Change every "Simulated" in the entries below to "Modeled", leave everything else as it stands, and omit the pictures.

--- Records shown ---
┌────────
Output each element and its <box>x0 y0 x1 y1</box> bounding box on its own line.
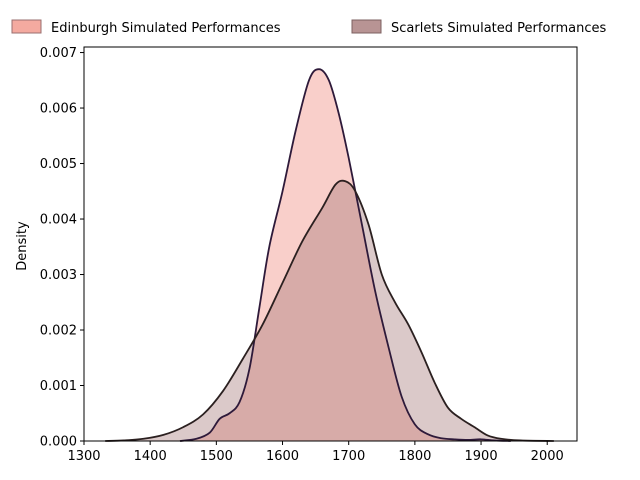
y-tick-label: 0.003 <box>40 268 77 283</box>
series-line-0 <box>179 68 511 442</box>
legend-swatch-scarlets <box>351 19 382 34</box>
y-tick-label: 0.006 <box>40 102 77 117</box>
plot-frame <box>83 46 578 442</box>
x-tick-label: 1600 <box>266 449 299 464</box>
series-area-0 <box>179 69 511 441</box>
x-tick-label: 1800 <box>398 449 431 464</box>
legend: Edinburgh Simulated Performances Scarlet… <box>11 19 607 36</box>
legend-label-edinburgh: Edinburgh Simulated Performances <box>51 21 281 36</box>
y-tick-label: 0.007 <box>40 46 77 61</box>
series-line-1 <box>105 179 554 442</box>
y-tick-label: 0.000 <box>40 435 77 450</box>
y-axis: 0.000 0.001 0.002 0.003 0.004 0.005 0.006 0.007 <box>40 46 84 450</box>
y-tick-label: 0.004 <box>40 213 77 228</box>
y-axis-label: Density <box>15 221 30 271</box>
x-tick-label: 1500 <box>200 449 233 464</box>
x-tick-label: 1900 <box>465 449 498 464</box>
x-tick-label: 1300 <box>67 449 100 464</box>
y-tick-label: 0.002 <box>40 324 77 339</box>
x-tick-label: 2000 <box>531 449 564 464</box>
legend-label-scarlets: Scarlets Simulated Performances <box>391 21 607 36</box>
y-tick-label: 0.005 <box>40 157 77 172</box>
y-tick-label: 0.001 <box>40 379 77 394</box>
x-tick-label: 1700 <box>332 449 365 464</box>
x-axis: 1300 1400 1500 1600 1700 1800 1900 2000 <box>67 441 564 464</box>
series-layer <box>105 68 554 442</box>
legend-swatch-edinburgh <box>11 19 42 34</box>
x-tick-label: 1400 <box>134 449 167 464</box>
series-area-1 <box>105 180 554 441</box>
└────────
--- Response to the exercise ---
Output each element and its <box>x0 y0 x1 y1</box> bounding box on its own line.
y-tick-label: 0.003 <box>40 268 77 283</box>
series-line-0 <box>179 68 511 442</box>
legend-swatch-scarlets <box>351 19 382 34</box>
y-tick-label: 0.006 <box>40 102 77 117</box>
plot-frame <box>83 46 578 442</box>
x-tick-label: 1600 <box>266 449 299 464</box>
series-area-0 <box>179 69 511 441</box>
x-tick-label: 1800 <box>398 449 431 464</box>
legend: Edinburgh Modeled Performances Scarlet… <box>11 19 607 36</box>
legend-label-edinburgh: Edinburgh Modeled Performances <box>51 21 281 36</box>
y-tick-label: 0.007 <box>40 46 77 61</box>
series-line-1 <box>105 179 554 442</box>
y-tick-label: 0.000 <box>40 435 77 450</box>
y-axis: 0.000 0.001 0.002 0.003 0.004 0.005 0.006 0.007 <box>40 46 84 450</box>
y-tick-label: 0.004 <box>40 213 77 228</box>
y-axis-label: Density <box>15 221 30 271</box>
x-tick-label: 1500 <box>200 449 233 464</box>
x-tick-label: 1900 <box>465 449 498 464</box>
x-tick-label: 1300 <box>67 449 100 464</box>
y-tick-label: 0.002 <box>40 324 77 339</box>
x-tick-label: 2000 <box>531 449 564 464</box>
legend-label-scarlets: Scarlets Modeled Performances <box>391 21 607 36</box>
y-tick-label: 0.005 <box>40 157 77 172</box>
y-tick-label: 0.001 <box>40 379 77 394</box>
x-tick-label: 1700 <box>332 449 365 464</box>
x-axis: 1300 1400 1500 1600 1700 1800 1900 2000 <box>67 441 564 464</box>
series-layer <box>105 68 554 442</box>
legend-swatch-edinburgh <box>11 19 42 34</box>
x-tick-label: 1400 <box>134 449 167 464</box>
series-area-1 <box>105 180 554 441</box>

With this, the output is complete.